- **SUPPLIED INFORMATION**:

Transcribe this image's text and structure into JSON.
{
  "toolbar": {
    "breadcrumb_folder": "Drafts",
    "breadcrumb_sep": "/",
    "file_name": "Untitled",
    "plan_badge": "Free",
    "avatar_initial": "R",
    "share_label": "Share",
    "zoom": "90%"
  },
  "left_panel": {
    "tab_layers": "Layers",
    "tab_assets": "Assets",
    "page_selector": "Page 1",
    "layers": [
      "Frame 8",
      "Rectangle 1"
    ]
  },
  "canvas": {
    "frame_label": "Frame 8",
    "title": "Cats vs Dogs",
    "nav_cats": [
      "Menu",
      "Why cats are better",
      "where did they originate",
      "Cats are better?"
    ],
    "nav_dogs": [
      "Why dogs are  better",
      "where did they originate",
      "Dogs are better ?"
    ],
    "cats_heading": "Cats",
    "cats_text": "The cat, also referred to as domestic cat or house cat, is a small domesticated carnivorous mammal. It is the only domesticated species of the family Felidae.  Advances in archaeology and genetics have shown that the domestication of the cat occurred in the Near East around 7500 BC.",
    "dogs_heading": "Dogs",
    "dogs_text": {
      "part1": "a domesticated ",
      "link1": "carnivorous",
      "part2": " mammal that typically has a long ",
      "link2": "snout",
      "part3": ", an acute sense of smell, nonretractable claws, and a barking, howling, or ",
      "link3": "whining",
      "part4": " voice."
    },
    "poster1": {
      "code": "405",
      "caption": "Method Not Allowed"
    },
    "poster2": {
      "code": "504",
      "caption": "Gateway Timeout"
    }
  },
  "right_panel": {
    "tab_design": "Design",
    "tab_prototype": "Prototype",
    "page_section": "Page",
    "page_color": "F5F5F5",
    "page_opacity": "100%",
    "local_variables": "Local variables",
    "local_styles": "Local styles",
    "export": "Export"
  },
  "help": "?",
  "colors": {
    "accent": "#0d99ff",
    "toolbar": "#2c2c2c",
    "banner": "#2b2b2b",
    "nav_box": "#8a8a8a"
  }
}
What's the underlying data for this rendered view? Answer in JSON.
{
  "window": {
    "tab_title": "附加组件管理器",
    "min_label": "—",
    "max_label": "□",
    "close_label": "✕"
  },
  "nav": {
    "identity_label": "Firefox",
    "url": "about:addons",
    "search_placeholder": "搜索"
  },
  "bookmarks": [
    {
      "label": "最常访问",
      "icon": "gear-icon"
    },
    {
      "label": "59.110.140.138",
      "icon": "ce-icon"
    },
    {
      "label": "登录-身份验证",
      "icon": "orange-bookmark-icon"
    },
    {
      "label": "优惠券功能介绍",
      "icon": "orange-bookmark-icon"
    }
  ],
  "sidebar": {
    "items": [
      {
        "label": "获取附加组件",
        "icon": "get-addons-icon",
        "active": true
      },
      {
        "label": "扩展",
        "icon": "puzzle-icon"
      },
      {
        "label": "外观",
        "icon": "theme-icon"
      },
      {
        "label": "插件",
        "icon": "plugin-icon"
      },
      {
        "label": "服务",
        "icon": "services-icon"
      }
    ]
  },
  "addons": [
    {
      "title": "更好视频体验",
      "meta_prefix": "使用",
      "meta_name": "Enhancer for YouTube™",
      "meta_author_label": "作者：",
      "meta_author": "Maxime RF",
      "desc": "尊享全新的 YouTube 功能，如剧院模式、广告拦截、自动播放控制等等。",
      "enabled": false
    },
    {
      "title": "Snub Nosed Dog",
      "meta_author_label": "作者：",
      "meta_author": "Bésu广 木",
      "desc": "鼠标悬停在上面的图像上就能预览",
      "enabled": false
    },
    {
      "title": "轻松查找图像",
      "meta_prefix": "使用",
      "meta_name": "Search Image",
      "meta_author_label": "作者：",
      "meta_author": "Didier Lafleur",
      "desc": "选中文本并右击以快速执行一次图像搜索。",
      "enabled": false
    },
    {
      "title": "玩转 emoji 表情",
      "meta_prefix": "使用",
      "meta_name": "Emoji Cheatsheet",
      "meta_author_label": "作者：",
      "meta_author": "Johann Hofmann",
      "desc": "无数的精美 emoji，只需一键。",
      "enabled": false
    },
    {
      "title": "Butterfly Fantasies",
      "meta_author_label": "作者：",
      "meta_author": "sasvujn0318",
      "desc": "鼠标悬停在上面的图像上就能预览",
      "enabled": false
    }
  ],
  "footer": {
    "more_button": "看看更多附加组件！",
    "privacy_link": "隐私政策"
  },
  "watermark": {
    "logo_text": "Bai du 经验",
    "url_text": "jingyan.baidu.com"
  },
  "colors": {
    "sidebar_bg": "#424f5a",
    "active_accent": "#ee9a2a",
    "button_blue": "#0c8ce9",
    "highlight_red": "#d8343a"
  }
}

- **PROBLEM**: Which lines hold the word "that"? Copy each of them from the records.

- **EXERCISE SOLUTION**:
    "cats_text": "The cat, also referred to as domestic cat or house cat, is a small domesticated carnivorous mammal. It is the only domesticated species of the family Felidae.  Advances in archaeology and genetics have shown that the domestication of the cat occurred in the Near East around 7500 BC.",
      "part2": " mammal that typically has a long ",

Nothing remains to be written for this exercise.